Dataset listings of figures
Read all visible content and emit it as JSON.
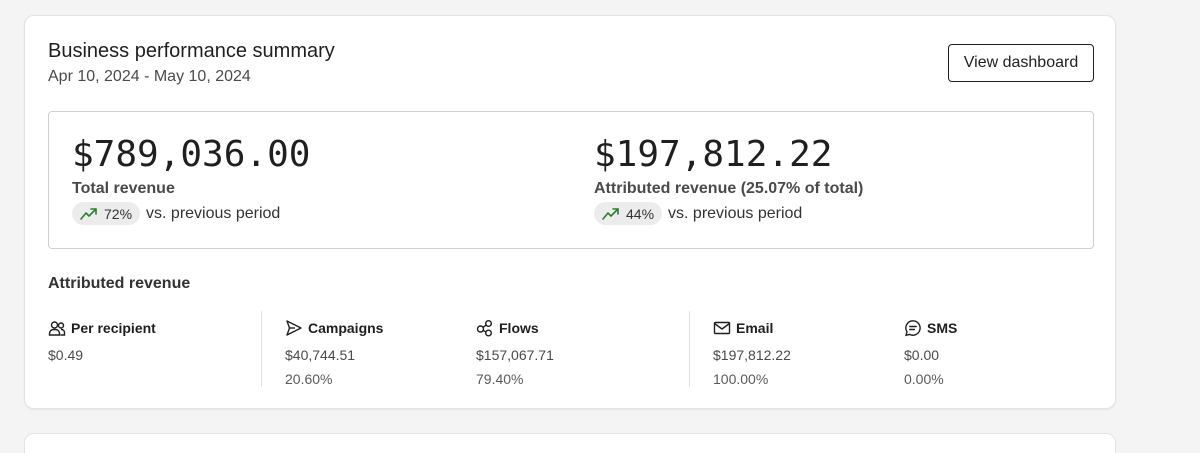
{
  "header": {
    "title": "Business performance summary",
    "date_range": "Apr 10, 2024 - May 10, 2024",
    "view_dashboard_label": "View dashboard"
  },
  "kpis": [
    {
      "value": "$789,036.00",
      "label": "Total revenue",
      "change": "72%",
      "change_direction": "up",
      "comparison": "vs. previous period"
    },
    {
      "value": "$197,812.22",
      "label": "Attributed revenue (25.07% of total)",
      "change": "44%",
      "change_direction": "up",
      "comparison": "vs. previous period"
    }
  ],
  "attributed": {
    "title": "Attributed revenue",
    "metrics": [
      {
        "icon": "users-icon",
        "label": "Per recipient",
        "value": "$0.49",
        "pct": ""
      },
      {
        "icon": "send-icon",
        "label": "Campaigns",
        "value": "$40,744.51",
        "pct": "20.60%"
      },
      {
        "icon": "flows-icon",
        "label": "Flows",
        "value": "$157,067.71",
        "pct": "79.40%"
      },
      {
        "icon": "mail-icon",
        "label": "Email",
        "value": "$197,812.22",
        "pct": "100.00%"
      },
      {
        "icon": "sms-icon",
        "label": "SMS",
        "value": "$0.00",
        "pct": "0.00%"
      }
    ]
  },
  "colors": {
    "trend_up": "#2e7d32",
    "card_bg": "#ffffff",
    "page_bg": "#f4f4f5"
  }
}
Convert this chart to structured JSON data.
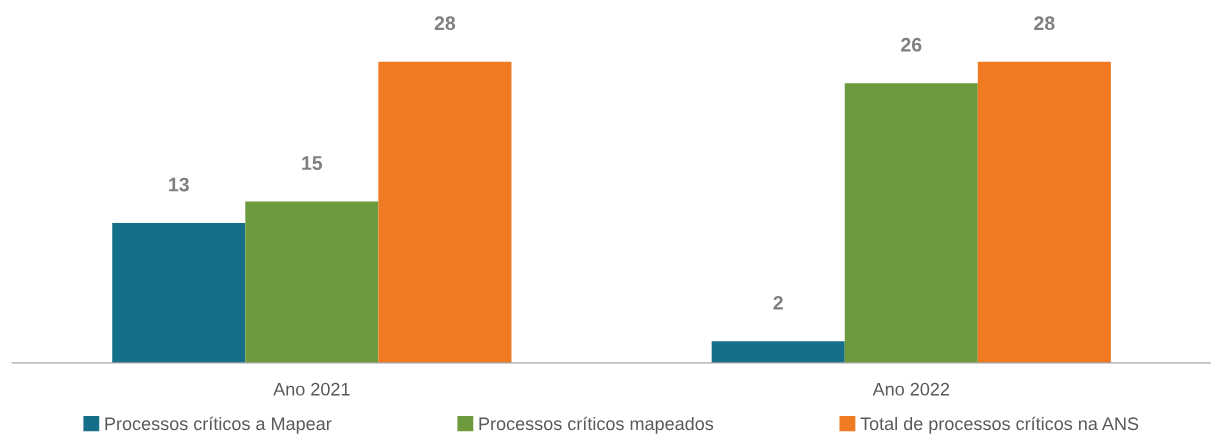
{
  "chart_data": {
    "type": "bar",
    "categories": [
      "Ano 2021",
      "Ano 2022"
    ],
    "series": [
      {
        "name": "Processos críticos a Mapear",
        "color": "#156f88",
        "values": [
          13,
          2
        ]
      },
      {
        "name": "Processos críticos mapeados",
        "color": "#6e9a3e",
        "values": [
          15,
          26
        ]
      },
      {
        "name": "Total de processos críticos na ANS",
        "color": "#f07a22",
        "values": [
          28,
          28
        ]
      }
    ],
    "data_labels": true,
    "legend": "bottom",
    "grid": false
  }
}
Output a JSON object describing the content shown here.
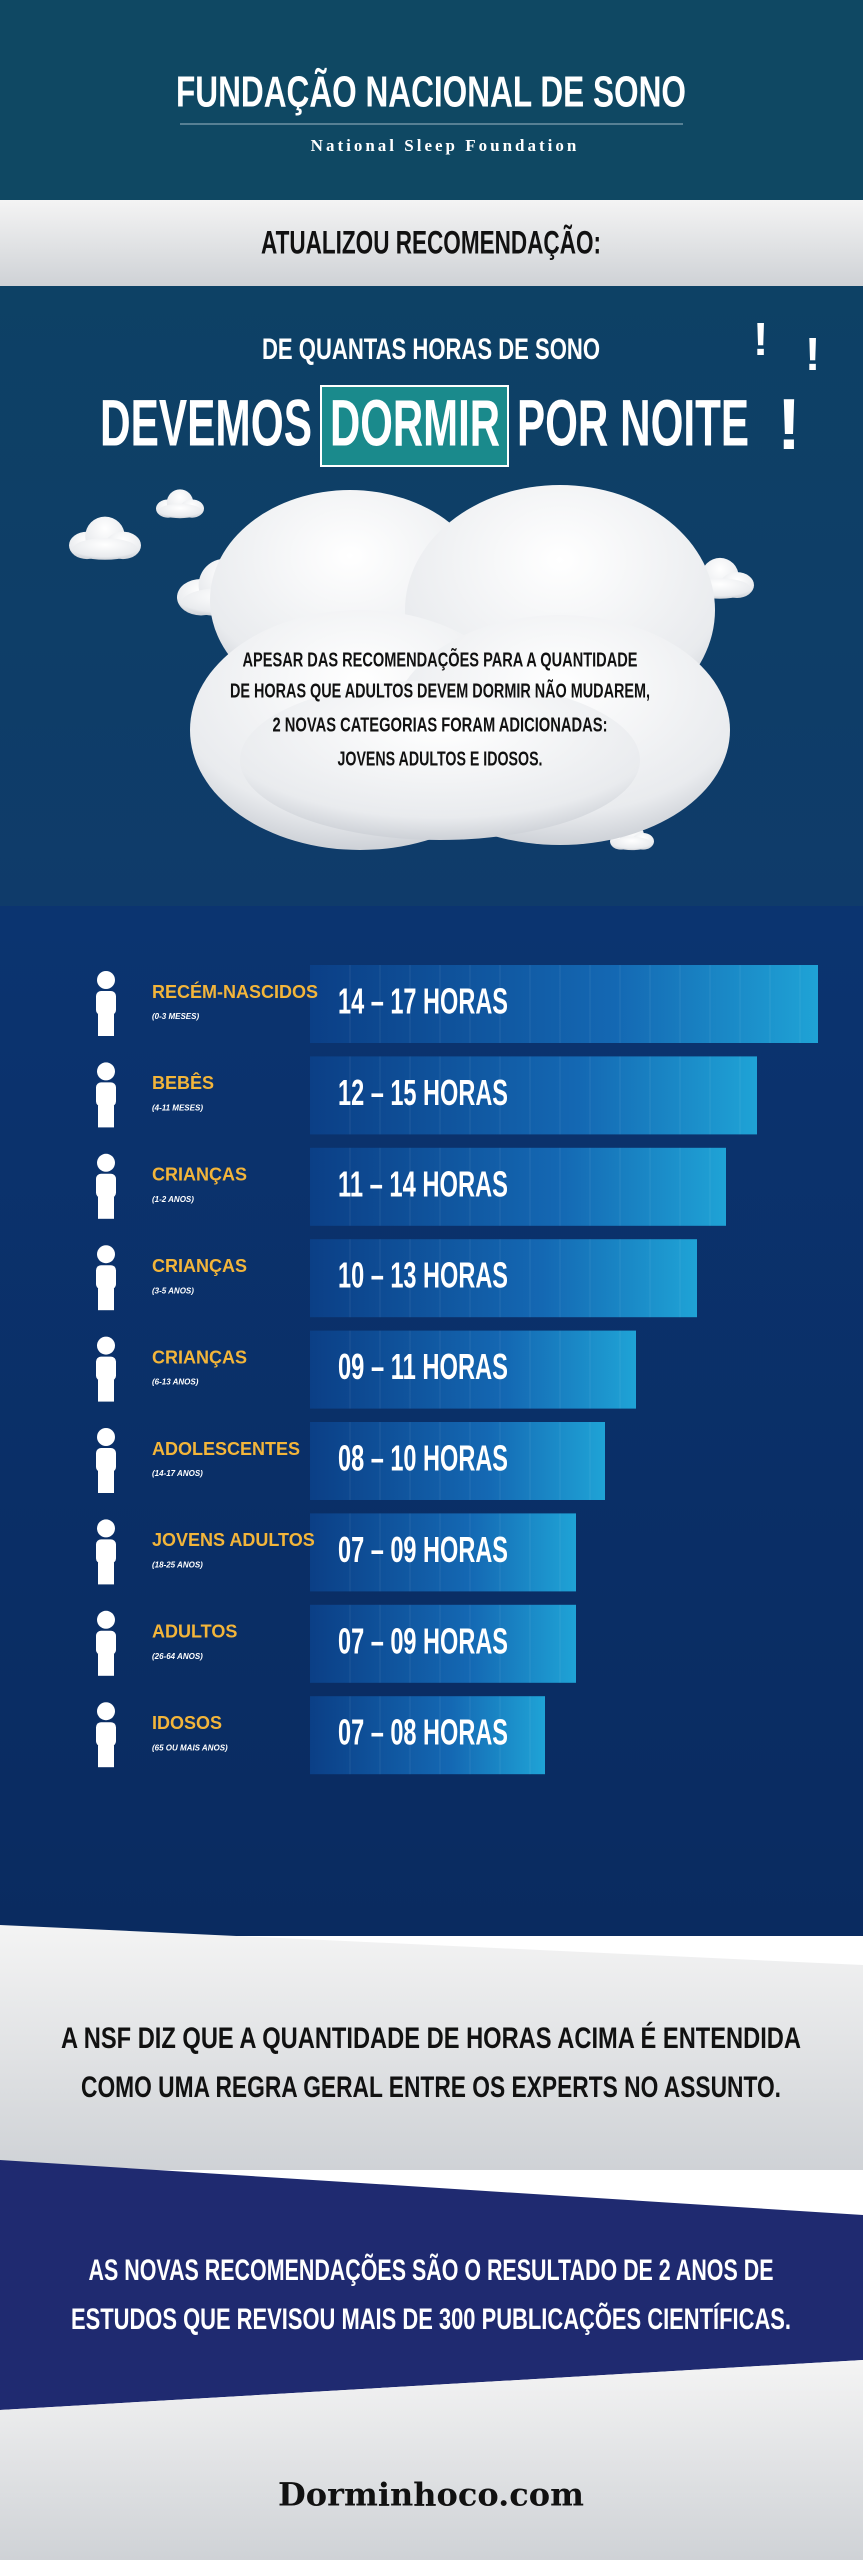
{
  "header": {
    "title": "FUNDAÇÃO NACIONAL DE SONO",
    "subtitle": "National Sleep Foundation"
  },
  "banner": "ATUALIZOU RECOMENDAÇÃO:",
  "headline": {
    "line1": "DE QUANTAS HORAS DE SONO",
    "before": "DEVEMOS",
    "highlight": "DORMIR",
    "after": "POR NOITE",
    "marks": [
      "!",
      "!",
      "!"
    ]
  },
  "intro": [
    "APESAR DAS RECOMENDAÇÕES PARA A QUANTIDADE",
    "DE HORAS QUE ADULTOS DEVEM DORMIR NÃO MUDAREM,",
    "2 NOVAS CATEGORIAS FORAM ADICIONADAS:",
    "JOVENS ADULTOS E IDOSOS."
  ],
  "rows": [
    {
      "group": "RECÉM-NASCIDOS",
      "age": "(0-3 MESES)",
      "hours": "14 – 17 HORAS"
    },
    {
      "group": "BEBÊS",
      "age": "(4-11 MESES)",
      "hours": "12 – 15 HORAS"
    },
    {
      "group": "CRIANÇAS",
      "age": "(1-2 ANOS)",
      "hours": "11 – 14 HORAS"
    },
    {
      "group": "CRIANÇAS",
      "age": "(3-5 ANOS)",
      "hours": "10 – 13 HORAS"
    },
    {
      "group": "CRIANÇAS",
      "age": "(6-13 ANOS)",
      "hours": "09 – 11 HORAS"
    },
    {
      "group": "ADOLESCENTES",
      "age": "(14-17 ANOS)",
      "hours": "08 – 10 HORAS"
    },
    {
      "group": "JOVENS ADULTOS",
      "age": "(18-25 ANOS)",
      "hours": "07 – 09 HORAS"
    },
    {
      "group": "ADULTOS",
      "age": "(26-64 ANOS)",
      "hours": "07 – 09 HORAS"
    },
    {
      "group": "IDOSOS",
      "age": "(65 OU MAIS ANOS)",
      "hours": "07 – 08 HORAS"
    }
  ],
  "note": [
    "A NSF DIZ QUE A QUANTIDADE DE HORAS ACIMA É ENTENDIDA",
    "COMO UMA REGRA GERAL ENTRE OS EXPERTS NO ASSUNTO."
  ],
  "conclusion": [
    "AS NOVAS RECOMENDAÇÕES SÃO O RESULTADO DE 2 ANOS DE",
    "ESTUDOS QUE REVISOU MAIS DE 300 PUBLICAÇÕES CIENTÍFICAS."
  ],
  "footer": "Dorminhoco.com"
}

[Requirement]: Return every line containing "JSON".

[Final result]:
Read all visible content and emit it as JSON.
Convert this chart to structured JSON data.
Output a JSON object describing the content shown here.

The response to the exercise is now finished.